◆ **Stored data**
******************************
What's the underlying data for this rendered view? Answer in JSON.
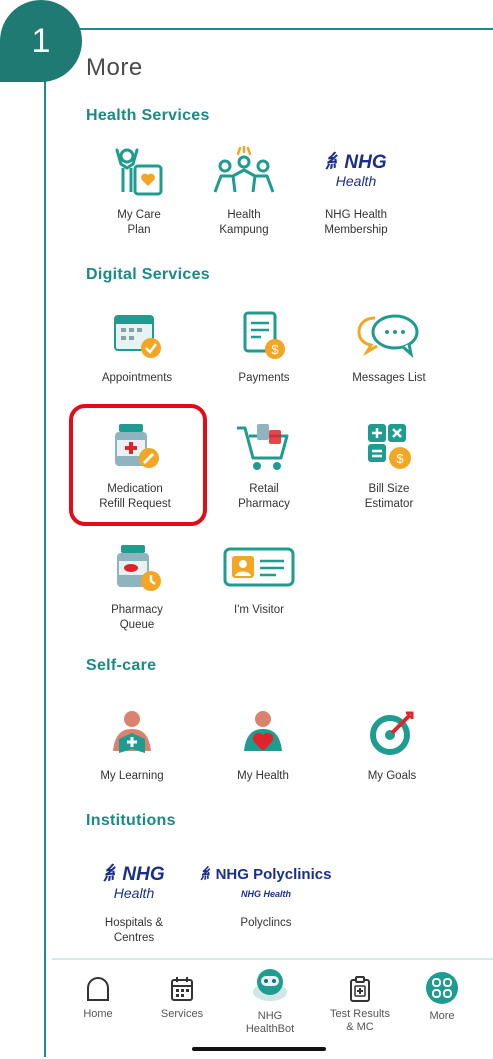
{
  "step_number": "1",
  "page_title": "More",
  "sections": {
    "health_services": {
      "title": "Health Services",
      "items": {
        "my_care_plan": "My Care\nPlan",
        "health_kampung": "Health\nKampung",
        "nhg_membership": "NHG Health\nMembership"
      }
    },
    "digital_services": {
      "title": "Digital Services",
      "items": {
        "appointments": "Appointments",
        "payments": "Payments",
        "messages_list": "Messages List",
        "medication_refill": "Medication\nRefill Request",
        "retail_pharmacy": "Retail\nPharmacy",
        "bill_size_estimator": "Bill Size\nEstimator",
        "pharmacy_queue": "Pharmacy\nQueue",
        "im_visitor": "I'm Visitor"
      }
    },
    "self_care": {
      "title": "Self-care",
      "items": {
        "my_learning": "My Learning",
        "my_health": "My Health",
        "my_goals": "My Goals"
      }
    },
    "institutions": {
      "title": "Institutions",
      "items": {
        "hospitals_centres": "Hospitals &\nCentres",
        "polyclinics": "Polyclincs"
      },
      "logos": {
        "nhg_main": "NHG",
        "nhg_sub": "Health",
        "poly_main": "NHG Polyclinics",
        "poly_sub": "NHG Health"
      }
    }
  },
  "membership_logo": {
    "main": "NHG",
    "sub": "Health"
  },
  "bottom_nav": {
    "home": "Home",
    "services": "Services",
    "healthbot": "NHG\nHealthBot",
    "test_results": "Test Results\n& MC",
    "more": "More"
  },
  "colors": {
    "brand_teal": "#1a8a86",
    "highlight_red": "#e20c18",
    "orange": "#f2a623",
    "icon_teal": "#1d9c8f"
  }
}
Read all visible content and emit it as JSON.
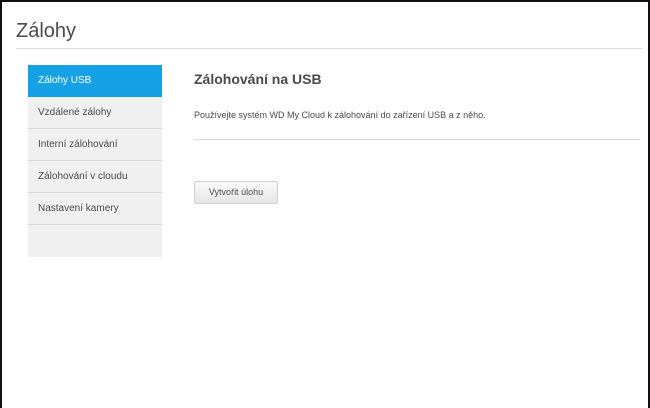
{
  "page": {
    "title": "Zálohy"
  },
  "sidebar": {
    "items": [
      {
        "label": "Zálohy USB"
      },
      {
        "label": "Vzdálené zálohy"
      },
      {
        "label": "Interní zálohování"
      },
      {
        "label": "Zálohování v cloudu"
      },
      {
        "label": "Nastavení kamery"
      }
    ],
    "active_index": 0
  },
  "main": {
    "heading": "Zálohování na USB",
    "description": "Používejte systém WD My Cloud k zálohování do zařízení USB a z něho.",
    "create_button_label": "Vytvořit úlohu"
  },
  "colors": {
    "accent": "#16a1e6",
    "sidebar_bg": "#f0f0f0",
    "text": "#4a4a4a"
  }
}
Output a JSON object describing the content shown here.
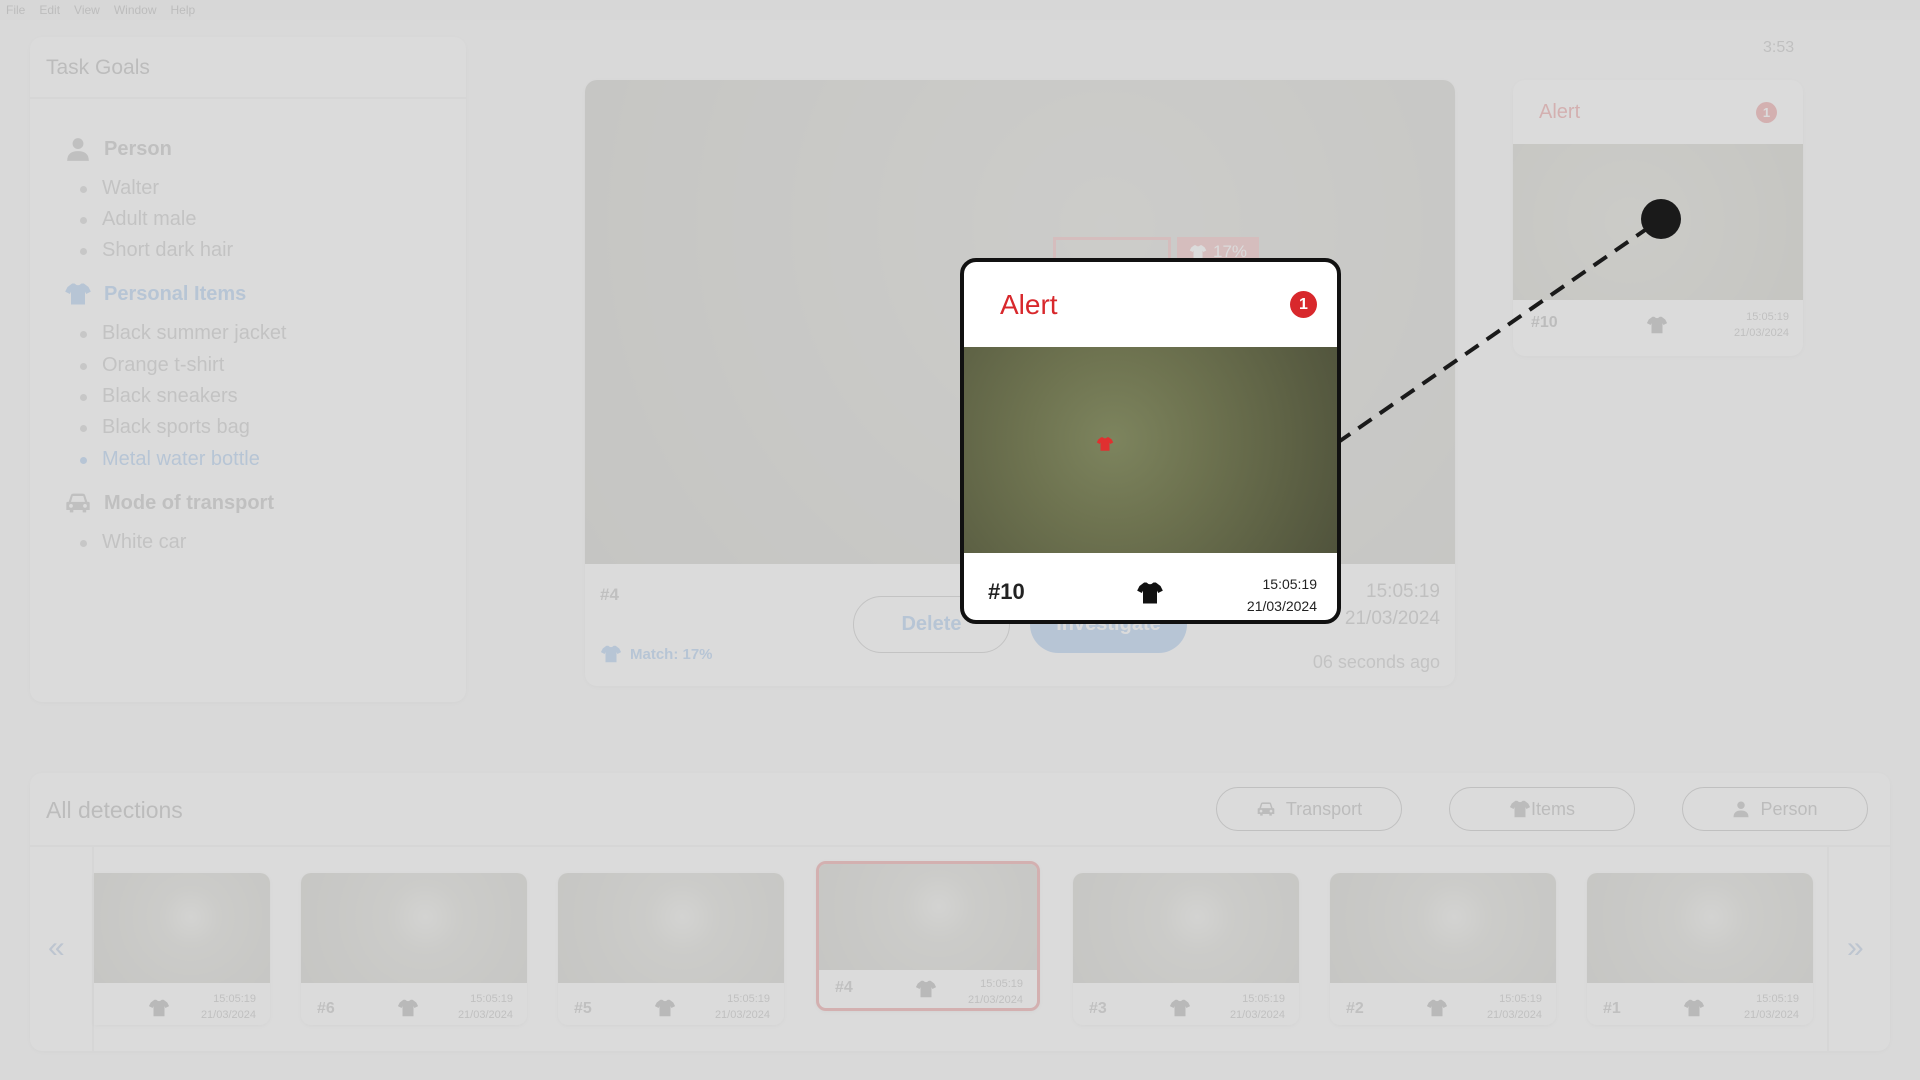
{
  "menubar": {
    "items": [
      "File",
      "Edit",
      "View",
      "Window",
      "Help"
    ]
  },
  "clock": "3:53",
  "task_goals": {
    "title": "Task Goals",
    "person": {
      "label": "Person",
      "items": [
        "Walter",
        "Adult male",
        "Short dark hair"
      ]
    },
    "personal_items": {
      "label": "Personal Items",
      "items": [
        "Black summer jacket",
        "Orange t-shirt",
        "Black sneakers",
        "Black sports bag",
        "Metal water bottle"
      ]
    },
    "transport": {
      "label": "Mode of transport",
      "items": [
        "White car"
      ]
    }
  },
  "main_detection": {
    "id": "#4",
    "bbox_label": "17%",
    "time": "15:05:19",
    "date": "21/03/2024",
    "ago": "06 seconds ago",
    "match": "Match: 17%",
    "delete_label": "Delete",
    "investigate_label": "Investigate"
  },
  "side_alert": {
    "title": "Alert",
    "badge": "1",
    "id": "#10",
    "time": "15:05:19",
    "date": "21/03/2024",
    "icon": "tshirt-icon"
  },
  "popup_alert": {
    "title": "Alert",
    "badge": "1",
    "id": "#10",
    "time": "15:05:19",
    "date": "21/03/2024",
    "icon": "tshirt-icon"
  },
  "detections": {
    "title": "All detections",
    "filters": {
      "transport": "Transport",
      "items": "Items",
      "person": "Person"
    },
    "cards": [
      {
        "id": "",
        "time": "15:05:19",
        "date": "21/03/2024"
      },
      {
        "id": "#6",
        "time": "15:05:19",
        "date": "21/03/2024"
      },
      {
        "id": "#5",
        "time": "15:05:19",
        "date": "21/03/2024"
      },
      {
        "id": "#4",
        "time": "15:05:19",
        "date": "21/03/2024"
      },
      {
        "id": "#3",
        "time": "15:05:19",
        "date": "21/03/2024"
      },
      {
        "id": "#2",
        "time": "15:05:19",
        "date": "21/03/2024"
      },
      {
        "id": "#1",
        "time": "15:05:19",
        "date": "21/03/2024"
      }
    ],
    "prev_arrow": "«",
    "next_arrow": "»"
  },
  "colors": {
    "alert_red": "#d8282c",
    "accent_blue": "#4a90e2",
    "overlay": "#d2d2d2"
  }
}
******************************
◆ **Job**
In your copy, leave out the pictures and reproduce the material above exactly.

◆ **Solution**
What's the underlying data for this rendered view? Answer in JSON.
{
  "step_number": "1",
  "page_title": "More",
  "sections": {
    "health_services": {
      "title": "Health Services",
      "items": {
        "my_care_plan": "My Care\nPlan",
        "health_kampung": "Health\nKampung",
        "nhg_membership": "NHG Health\nMembership"
      }
    },
    "digital_services": {
      "title": "Digital Services",
      "items": {
        "appointments": "Appointments",
        "payments": "Payments",
        "messages_list": "Messages List",
        "medication_refill": "Medication\nRefill Request",
        "retail_pharmacy": "Retail\nPharmacy",
        "bill_size_estimator": "Bill Size\nEstimator",
        "pharmacy_queue": "Pharmacy\nQueue",
        "im_visitor": "I'm Visitor"
      }
    },
    "self_care": {
      "title": "Self-care",
      "items": {
        "my_learning": "My Learning",
        "my_health": "My Health",
        "my_goals": "My Goals"
      }
    },
    "institutions": {
      "title": "Institutions",
      "items": {
        "hospitals_centres": "Hospitals &\nCentres",
        "polyclinics": "Polyclincs"
      },
      "logos": {
        "nhg_main": "NHG",
        "nhg_sub": "Health",
        "poly_main": "NHG Polyclinics",
        "poly_sub": "NHG Health"
      }
    }
  },
  "membership_logo": {
    "main": "NHG",
    "sub": "Health"
  },
  "bottom_nav": {
    "home": "Home",
    "services": "Services",
    "healthbot": "NHG\nHealthBot",
    "test_results": "Test Results\n& MC",
    "more": "More"
  },
  "colors": {
    "brand_teal": "#1a8a86",
    "highlight_red": "#e20c18",
    "orange": "#f2a623",
    "icon_teal": "#1d9c8f"
  }
}
Read all visible content and emit it as JSON.
{
  "page": {
    "title": "Zálohy"
  },
  "sidebar": {
    "items": [
      {
        "label": "Zálohy USB"
      },
      {
        "label": "Vzdálené zálohy"
      },
      {
        "label": "Interní zálohování"
      },
      {
        "label": "Zálohování v cloudu"
      },
      {
        "label": "Nastavení kamery"
      }
    ],
    "active_index": 0
  },
  "main": {
    "heading": "Zálohování na USB",
    "description": "Používejte systém WD My Cloud k zálohování do zařízení USB a z něho.",
    "create_button_label": "Vytvořit úlohu"
  },
  "colors": {
    "accent": "#16a1e6",
    "sidebar_bg": "#f0f0f0",
    "text": "#4a4a4a"
  }
}
Output a JSON object describing the content shown here.
{
  "menubar": {
    "items": [
      "File",
      "Edit",
      "View",
      "Window",
      "Help"
    ]
  },
  "clock": "3:53",
  "task_goals": {
    "title": "Task Goals",
    "person": {
      "label": "Person",
      "items": [
        "Walter",
        "Adult male",
        "Short dark hair"
      ]
    },
    "personal_items": {
      "label": "Personal Items",
      "items": [
        "Black summer jacket",
        "Orange t-shirt",
        "Black sneakers",
        "Black sports bag",
        "Metal water bottle"
      ]
    },
    "transport": {
      "label": "Mode of transport",
      "items": [
        "White car"
      ]
    }
  },
  "main_detection": {
    "id": "#4",
    "bbox_label": "17%",
    "time": "15:05:19",
    "date": "21/03/2024",
    "ago": "06 seconds ago",
    "match": "Match: 17%",
    "delete_label": "Delete",
    "investigate_label": "Investigate"
  },
  "side_alert": {
    "title": "Alert",
    "badge": "1",
    "id": "#10",
    "time": "15:05:19",
    "date": "21/03/2024",
    "icon": "tshirt-icon"
  },
  "popup_alert": {
    "title": "Alert",
    "badge": "1",
    "id": "#10",
    "time": "15:05:19",
    "date": "21/03/2024",
    "icon": "tshirt-icon"
  },
  "detections": {
    "title": "All detections",
    "filters": {
      "transport": "Transport",
      "items": "Items",
      "person": "Person"
    },
    "cards": [
      {
        "id": "",
        "time": "15:05:19",
        "date": "21/03/2024"
      },
      {
        "id": "#6",
        "time": "15:05:19",
        "date": "21/03/2024"
      },
      {
        "id": "#5",
        "time": "15:05:19",
        "date": "21/03/2024"
      },
      {
        "id": "#4",
        "time": "15:05:19",
        "date": "21/03/2024"
      },
      {
        "id": "#3",
        "time": "15:05:19",
        "date": "21/03/2024"
      },
      {
        "id": "#2",
        "time": "15:05:19",
        "date": "21/03/2024"
      },
      {
        "id": "#1",
        "time": "15:05:19",
        "date": "21/03/2024"
      }
    ],
    "prev_arrow": "«",
    "next_arrow": "»"
  },
  "colors": {
    "alert_red": "#d8282c",
    "accent_blue": "#4a90e2",
    "overlay": "#d2d2d2"
  }
}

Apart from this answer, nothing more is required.